Go over the entries below line by line, copying each one that contains the word "John".

━━━ LISTED ENTRIES

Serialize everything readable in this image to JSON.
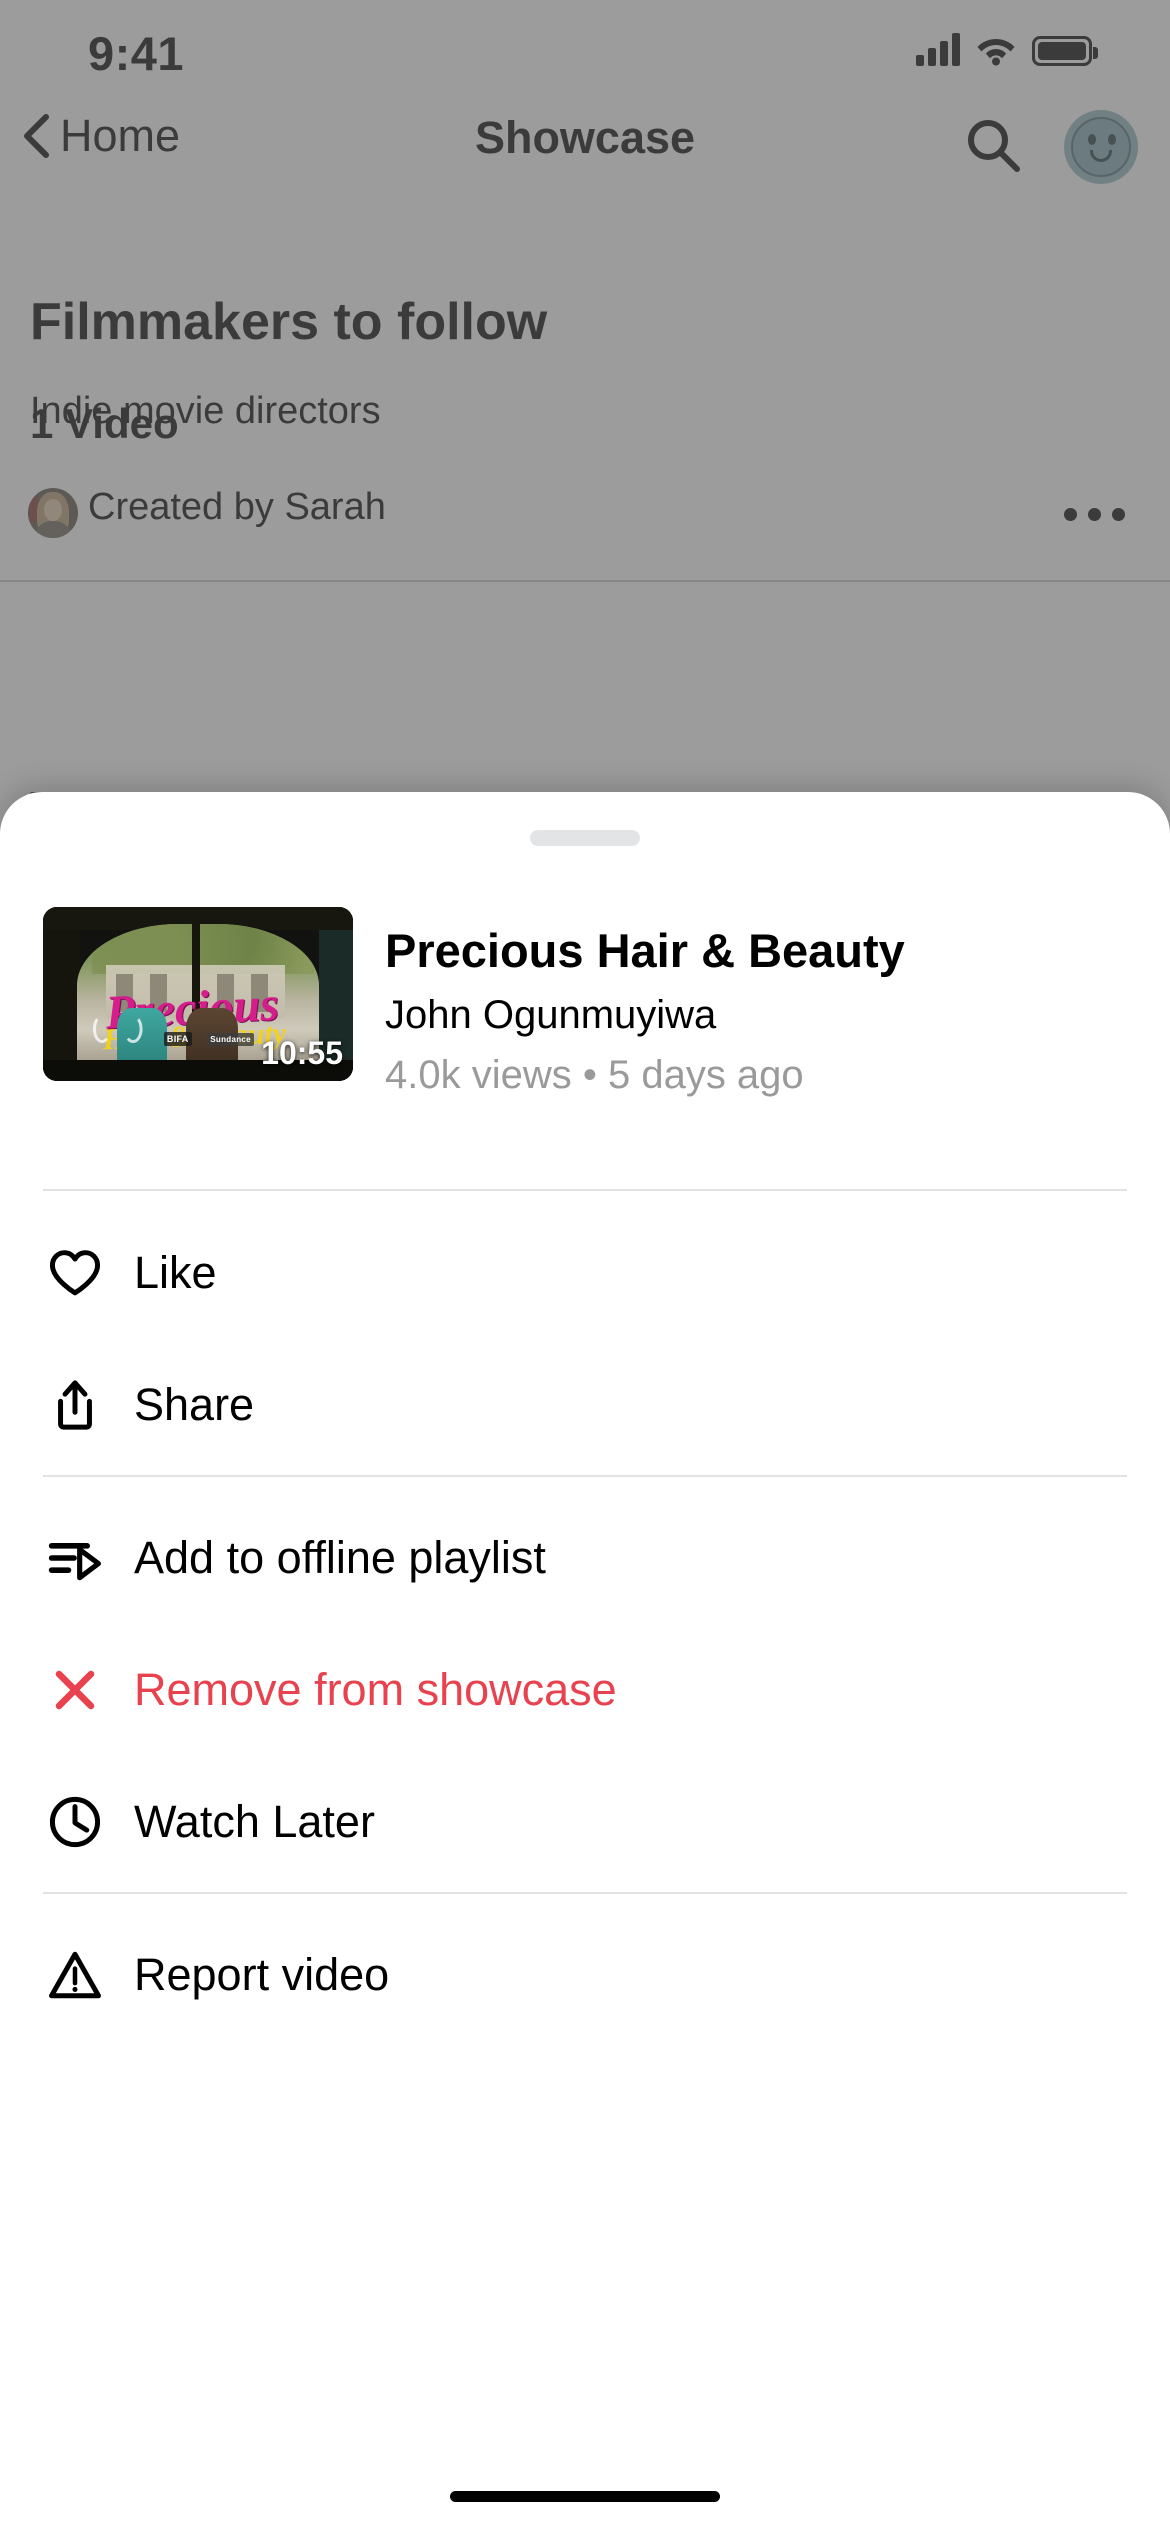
{
  "status_bar": {
    "time": "9:41",
    "icons": [
      "cellular-signal-icon",
      "wifi-icon",
      "battery-icon"
    ]
  },
  "nav_bar": {
    "back_label": "Home",
    "back_icon": "chevron-left-icon",
    "title": "Showcase",
    "search_icon": "search-icon",
    "avatar_icon": "account-avatar-icon"
  },
  "playlist": {
    "title": "Filmmakers to follow",
    "subtitle": "Indie movie directors",
    "creator_label": "Created by Sarah",
    "creator_avatar": "user-avatar-icon",
    "overflow_icon": "more-horizontal-icon",
    "video_count_label": "1 Video"
  },
  "background_video": {
    "title": "Precious Hair & Beauty",
    "channel": "John Ogunmuyiwa",
    "meta": "4.0k views • 5 days ago",
    "duration": "10:55",
    "overflow_icon": "more-horizontal-icon",
    "thumbnail": {
      "logo_primary": "Precious",
      "logo_secondary": "Hair & Beauty",
      "festival_badges": [
        "BIFA",
        "Sundance"
      ]
    }
  },
  "sheet": {
    "grab_handle": "drag-handle",
    "video": {
      "title": "Precious Hair & Beauty",
      "channel": "John Ogunmuyiwa",
      "meta": "4.0k views • 5 days ago",
      "duration": "10:55"
    },
    "menu_items": [
      {
        "label": "Like",
        "icon": "heart-icon",
        "danger": false
      },
      {
        "label": "Share",
        "icon": "share-icon",
        "danger": false
      },
      {
        "label": "Add to offline playlist",
        "icon": "playlist-add-icon",
        "danger": false
      },
      {
        "label": "Remove from showcase",
        "icon": "close-x-icon",
        "danger": true
      },
      {
        "label": "Watch Later",
        "icon": "clock-icon",
        "danger": false
      },
      {
        "label": "Report video",
        "icon": "warning-triangle-icon",
        "danger": false
      }
    ]
  },
  "colors": {
    "danger": "#e8424f",
    "avatar_teal": "#8fb6bd",
    "logo_magenta": "#d61d8c",
    "logo_gold": "#f0d021",
    "dim_overlay": "rgba(96,96,96,0.62)"
  },
  "home_indicator": "home-indicator"
}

━━━━━━

## OUTPUT OF THE TASK
    "channel": "John Ogunmuyiwa",
      "channel": "John Ogunmuyiwa",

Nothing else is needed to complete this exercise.